*Work instructions*
Transcribe all of the records precisely as they are presented.

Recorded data
'''
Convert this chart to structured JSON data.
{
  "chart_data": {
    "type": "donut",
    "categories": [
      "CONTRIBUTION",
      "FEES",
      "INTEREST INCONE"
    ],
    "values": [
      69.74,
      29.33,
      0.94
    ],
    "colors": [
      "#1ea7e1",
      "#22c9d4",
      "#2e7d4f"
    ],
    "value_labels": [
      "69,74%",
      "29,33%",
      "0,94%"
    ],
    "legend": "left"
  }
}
'''
*Correct answer*
Convert this chart to structured JSON data.
{
  "chart_data": {
    "type": "donut",
    "categories": [
      "CONTRIBUTION",
      "FEES",
      "INTEREST INCONE"
    ],
    "values": [
      69.74,
      29.33,
      0.94
    ],
    "colors": [
      "#1ea7e1",
      "#22c9d4",
      "#2e7d4f"
    ],
    "value_labels": [
      "69,74%",
      "29,33%",
      "0,94%"
    ],
    "legend": "left"
  }
}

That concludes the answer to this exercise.